> **What is being asked**: Filter the entries and keep only the lines where the string "EOTHO" appears.
** start **
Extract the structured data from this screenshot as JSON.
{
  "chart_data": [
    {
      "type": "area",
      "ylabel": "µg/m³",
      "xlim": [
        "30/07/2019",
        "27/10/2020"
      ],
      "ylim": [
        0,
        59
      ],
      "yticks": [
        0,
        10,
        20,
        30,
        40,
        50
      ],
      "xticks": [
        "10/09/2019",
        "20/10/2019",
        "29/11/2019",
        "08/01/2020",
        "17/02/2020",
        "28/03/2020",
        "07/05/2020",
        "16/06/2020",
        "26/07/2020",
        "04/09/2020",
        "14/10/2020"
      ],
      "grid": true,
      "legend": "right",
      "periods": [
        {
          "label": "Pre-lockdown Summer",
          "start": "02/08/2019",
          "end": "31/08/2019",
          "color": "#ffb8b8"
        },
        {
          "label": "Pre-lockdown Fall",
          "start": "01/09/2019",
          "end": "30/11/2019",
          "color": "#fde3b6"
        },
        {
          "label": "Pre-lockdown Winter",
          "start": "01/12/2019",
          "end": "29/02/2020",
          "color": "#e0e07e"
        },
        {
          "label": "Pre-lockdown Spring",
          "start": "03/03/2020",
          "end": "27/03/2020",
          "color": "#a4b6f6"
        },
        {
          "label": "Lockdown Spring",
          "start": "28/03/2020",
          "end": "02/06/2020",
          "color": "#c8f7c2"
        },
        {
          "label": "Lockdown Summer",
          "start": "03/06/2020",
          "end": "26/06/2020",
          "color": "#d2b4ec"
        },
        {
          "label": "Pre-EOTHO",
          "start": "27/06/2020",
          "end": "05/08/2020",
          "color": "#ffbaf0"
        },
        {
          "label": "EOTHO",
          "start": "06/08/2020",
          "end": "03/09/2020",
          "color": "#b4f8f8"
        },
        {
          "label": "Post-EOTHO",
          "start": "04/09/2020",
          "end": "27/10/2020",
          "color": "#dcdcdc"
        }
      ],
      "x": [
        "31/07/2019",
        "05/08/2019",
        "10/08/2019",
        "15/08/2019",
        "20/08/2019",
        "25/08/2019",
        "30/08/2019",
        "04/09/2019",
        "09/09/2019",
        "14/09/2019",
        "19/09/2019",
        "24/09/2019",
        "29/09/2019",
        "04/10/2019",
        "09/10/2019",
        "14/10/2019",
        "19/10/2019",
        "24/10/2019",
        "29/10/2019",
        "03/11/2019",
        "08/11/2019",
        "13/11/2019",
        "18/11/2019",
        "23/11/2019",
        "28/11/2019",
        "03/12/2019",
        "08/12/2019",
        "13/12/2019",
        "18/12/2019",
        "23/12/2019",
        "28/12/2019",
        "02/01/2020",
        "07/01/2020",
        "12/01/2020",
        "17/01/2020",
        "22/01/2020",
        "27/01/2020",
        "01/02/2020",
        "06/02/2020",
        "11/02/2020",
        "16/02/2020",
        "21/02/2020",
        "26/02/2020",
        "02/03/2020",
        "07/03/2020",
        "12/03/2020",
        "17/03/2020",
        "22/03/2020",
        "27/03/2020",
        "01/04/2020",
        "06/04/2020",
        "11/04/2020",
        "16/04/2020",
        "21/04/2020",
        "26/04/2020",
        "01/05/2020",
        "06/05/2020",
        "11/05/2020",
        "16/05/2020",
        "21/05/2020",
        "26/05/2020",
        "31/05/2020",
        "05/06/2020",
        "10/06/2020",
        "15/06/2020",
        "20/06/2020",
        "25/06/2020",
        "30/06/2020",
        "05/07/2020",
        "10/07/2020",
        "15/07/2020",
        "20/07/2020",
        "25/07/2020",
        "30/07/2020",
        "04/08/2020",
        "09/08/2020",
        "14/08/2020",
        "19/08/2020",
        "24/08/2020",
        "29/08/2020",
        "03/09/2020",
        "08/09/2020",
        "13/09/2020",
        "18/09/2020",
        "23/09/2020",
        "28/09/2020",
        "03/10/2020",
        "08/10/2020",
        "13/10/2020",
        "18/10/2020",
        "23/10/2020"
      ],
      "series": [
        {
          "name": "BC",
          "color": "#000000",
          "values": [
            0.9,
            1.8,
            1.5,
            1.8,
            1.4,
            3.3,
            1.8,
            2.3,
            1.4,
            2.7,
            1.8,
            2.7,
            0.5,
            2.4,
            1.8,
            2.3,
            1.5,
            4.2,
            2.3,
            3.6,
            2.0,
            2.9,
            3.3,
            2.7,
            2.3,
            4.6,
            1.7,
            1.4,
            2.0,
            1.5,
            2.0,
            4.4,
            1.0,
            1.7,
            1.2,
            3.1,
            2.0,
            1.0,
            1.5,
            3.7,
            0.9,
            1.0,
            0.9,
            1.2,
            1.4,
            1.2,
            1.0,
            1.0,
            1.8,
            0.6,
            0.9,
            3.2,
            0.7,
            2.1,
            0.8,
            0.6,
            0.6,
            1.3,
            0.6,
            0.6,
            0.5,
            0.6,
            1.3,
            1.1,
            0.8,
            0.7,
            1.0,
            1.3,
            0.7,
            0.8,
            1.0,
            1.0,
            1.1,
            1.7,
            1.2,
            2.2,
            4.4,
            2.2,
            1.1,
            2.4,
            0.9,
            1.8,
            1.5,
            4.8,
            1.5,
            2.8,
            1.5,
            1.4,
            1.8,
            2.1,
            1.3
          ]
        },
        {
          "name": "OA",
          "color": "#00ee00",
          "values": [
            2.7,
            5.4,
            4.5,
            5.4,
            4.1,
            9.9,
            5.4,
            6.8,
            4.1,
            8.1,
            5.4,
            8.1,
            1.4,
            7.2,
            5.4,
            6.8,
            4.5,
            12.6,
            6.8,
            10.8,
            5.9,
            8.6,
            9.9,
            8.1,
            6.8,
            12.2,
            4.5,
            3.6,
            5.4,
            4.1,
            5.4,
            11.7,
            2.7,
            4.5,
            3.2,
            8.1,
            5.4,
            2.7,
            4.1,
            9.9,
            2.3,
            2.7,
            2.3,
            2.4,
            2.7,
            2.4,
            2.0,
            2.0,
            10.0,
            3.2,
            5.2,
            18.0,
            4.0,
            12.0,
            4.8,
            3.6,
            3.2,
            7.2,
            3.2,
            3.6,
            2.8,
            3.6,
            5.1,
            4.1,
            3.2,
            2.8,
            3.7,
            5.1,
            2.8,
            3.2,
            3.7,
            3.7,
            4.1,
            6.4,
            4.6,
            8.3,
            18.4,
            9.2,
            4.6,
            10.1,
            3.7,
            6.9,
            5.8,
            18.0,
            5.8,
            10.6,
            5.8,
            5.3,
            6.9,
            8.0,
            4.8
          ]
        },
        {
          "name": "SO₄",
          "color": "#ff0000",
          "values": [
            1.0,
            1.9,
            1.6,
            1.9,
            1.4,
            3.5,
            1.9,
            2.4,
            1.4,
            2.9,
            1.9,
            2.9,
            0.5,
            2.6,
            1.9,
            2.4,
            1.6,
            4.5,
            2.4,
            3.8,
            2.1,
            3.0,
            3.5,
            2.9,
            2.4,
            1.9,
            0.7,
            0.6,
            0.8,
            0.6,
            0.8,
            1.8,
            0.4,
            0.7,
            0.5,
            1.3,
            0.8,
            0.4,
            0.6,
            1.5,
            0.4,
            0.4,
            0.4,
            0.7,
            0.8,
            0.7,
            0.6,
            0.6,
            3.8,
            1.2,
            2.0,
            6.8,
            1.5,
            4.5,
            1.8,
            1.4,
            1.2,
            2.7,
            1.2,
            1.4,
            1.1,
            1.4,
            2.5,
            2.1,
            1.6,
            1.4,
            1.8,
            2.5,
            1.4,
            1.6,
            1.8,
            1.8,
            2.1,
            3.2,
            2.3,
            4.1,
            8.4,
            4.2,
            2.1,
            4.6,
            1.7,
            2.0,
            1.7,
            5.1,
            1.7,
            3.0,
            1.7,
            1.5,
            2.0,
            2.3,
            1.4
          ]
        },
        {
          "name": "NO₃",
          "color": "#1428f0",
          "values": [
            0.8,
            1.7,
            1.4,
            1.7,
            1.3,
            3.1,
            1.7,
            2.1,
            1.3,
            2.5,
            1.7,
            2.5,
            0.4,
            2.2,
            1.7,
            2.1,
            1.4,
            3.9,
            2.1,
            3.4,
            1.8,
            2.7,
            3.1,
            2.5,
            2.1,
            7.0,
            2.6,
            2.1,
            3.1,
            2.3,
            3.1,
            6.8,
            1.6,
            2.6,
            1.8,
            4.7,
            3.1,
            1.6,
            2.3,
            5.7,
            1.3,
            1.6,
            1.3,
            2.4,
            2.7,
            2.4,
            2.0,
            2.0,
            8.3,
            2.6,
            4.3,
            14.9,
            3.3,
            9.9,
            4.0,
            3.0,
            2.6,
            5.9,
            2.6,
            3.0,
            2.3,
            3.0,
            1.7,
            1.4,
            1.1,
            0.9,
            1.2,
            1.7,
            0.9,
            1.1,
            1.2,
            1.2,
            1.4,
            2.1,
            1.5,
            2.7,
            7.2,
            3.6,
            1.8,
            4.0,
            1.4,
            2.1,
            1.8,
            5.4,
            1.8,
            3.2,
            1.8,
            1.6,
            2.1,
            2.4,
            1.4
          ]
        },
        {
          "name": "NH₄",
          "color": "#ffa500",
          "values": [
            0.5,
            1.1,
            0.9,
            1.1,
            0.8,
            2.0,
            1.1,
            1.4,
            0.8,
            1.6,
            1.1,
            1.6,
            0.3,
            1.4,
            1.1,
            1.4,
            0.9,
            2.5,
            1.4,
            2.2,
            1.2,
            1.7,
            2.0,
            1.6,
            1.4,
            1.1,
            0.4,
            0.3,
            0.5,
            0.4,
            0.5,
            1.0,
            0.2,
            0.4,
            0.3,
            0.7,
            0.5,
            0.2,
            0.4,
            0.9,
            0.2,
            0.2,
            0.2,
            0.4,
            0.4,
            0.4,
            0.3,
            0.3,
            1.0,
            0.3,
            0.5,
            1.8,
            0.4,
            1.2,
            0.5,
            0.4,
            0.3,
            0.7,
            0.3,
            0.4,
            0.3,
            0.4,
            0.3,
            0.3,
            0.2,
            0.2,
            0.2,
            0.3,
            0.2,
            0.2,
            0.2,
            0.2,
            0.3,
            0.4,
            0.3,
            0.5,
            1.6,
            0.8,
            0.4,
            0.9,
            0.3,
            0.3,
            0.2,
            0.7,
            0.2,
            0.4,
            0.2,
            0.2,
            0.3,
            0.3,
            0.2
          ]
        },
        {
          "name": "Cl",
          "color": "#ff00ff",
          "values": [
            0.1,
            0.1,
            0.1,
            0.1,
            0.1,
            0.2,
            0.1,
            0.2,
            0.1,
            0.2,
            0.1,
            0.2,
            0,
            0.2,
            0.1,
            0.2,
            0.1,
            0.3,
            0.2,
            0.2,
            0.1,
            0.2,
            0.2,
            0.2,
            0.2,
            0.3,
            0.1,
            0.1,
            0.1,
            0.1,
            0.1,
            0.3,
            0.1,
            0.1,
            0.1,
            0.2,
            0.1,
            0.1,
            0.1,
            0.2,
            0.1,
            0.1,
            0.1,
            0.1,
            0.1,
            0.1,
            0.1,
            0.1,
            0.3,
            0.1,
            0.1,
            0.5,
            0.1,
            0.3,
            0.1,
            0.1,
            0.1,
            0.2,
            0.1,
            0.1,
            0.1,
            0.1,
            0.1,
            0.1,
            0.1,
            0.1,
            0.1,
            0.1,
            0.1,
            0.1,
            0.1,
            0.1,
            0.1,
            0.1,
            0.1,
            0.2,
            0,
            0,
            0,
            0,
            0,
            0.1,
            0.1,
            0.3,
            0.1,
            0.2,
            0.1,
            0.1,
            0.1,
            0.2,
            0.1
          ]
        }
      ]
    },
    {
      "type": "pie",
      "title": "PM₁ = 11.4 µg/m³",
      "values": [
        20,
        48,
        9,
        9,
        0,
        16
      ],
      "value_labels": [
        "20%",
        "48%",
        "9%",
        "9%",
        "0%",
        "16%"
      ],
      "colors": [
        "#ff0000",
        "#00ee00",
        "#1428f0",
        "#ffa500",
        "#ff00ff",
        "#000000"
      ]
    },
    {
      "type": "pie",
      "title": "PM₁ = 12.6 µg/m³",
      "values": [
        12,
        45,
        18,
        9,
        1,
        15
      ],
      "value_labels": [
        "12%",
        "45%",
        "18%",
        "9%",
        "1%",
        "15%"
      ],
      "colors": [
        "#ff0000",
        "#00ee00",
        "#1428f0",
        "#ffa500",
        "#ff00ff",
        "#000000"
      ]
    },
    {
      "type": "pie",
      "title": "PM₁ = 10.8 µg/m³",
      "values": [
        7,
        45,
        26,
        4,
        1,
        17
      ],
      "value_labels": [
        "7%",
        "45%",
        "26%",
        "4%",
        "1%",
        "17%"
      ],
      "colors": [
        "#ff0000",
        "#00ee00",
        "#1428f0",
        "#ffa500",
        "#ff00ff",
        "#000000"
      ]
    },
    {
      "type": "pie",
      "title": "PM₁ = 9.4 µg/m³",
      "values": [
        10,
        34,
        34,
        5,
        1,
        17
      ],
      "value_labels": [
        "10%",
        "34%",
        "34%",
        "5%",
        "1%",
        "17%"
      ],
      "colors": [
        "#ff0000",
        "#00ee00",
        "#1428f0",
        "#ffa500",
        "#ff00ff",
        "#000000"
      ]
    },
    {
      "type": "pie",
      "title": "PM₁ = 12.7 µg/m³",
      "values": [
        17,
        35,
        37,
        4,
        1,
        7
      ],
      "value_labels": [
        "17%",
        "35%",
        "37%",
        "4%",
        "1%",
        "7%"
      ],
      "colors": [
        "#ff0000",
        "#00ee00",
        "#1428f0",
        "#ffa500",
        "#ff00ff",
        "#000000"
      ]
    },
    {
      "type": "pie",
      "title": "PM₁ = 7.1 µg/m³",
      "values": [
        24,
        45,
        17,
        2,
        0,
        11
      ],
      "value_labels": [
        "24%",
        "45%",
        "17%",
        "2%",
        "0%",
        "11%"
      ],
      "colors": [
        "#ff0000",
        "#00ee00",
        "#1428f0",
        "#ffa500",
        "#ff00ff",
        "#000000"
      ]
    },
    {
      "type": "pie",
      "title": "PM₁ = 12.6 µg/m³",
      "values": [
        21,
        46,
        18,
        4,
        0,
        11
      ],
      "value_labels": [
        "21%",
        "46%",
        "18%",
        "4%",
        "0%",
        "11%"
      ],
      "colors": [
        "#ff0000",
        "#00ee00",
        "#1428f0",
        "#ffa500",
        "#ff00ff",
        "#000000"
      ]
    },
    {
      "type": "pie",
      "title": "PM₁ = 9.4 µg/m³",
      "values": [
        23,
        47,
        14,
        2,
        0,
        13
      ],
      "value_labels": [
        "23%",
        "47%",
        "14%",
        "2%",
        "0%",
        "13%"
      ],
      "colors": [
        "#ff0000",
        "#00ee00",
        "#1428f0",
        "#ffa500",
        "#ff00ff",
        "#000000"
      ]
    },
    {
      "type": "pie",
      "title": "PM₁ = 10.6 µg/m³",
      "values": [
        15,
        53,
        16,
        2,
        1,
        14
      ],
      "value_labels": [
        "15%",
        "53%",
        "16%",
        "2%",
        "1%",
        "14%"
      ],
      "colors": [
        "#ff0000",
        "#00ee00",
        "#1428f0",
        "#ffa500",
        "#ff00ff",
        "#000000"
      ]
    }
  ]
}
** end **
> **Final answer**:
          "label": "Pre-EOTHO",
          "label": "EOTHO",
          "label": "Post-EOTHO",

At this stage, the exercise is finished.